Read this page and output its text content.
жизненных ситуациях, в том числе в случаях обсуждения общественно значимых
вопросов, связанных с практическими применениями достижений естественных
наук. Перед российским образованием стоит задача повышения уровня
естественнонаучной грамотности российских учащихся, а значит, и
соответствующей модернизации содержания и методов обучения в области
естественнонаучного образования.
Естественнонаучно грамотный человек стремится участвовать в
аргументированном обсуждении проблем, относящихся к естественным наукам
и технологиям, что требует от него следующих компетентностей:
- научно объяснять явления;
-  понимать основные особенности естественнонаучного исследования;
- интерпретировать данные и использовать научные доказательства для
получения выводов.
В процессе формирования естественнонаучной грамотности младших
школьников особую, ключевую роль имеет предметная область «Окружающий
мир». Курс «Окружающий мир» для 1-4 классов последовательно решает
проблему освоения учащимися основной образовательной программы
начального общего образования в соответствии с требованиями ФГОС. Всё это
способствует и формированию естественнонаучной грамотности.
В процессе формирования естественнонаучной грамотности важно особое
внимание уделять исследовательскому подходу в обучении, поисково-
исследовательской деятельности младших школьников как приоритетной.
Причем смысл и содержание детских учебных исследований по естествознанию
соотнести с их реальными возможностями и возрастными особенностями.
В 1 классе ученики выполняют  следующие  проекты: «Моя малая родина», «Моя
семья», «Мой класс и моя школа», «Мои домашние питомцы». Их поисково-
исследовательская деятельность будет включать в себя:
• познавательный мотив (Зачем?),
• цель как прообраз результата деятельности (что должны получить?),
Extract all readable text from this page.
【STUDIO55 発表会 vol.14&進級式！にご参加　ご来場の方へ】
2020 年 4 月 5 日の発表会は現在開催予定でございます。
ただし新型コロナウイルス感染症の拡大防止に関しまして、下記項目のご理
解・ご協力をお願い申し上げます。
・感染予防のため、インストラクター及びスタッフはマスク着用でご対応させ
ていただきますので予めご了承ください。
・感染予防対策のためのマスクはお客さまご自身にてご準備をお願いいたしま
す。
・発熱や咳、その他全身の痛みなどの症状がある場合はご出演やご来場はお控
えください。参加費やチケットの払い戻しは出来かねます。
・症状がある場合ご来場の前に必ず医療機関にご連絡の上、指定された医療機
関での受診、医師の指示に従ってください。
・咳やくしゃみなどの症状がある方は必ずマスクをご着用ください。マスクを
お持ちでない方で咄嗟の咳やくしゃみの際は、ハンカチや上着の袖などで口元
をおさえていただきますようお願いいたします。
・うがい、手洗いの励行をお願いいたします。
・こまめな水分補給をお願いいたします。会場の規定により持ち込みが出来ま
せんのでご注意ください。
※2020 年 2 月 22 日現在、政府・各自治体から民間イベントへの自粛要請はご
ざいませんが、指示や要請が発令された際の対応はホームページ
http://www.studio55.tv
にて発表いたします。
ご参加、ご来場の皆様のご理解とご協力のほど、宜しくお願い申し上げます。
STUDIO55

■ ■ ■ ■ ■ ■ ■

» **What you should do**
Extract all lines that hold the word "школьников".

» **Response for this exercise**
школьников особую, ключевую роль имеет предметная область «Окружающий
исследовательской деятельности младших школьников как приоритетной.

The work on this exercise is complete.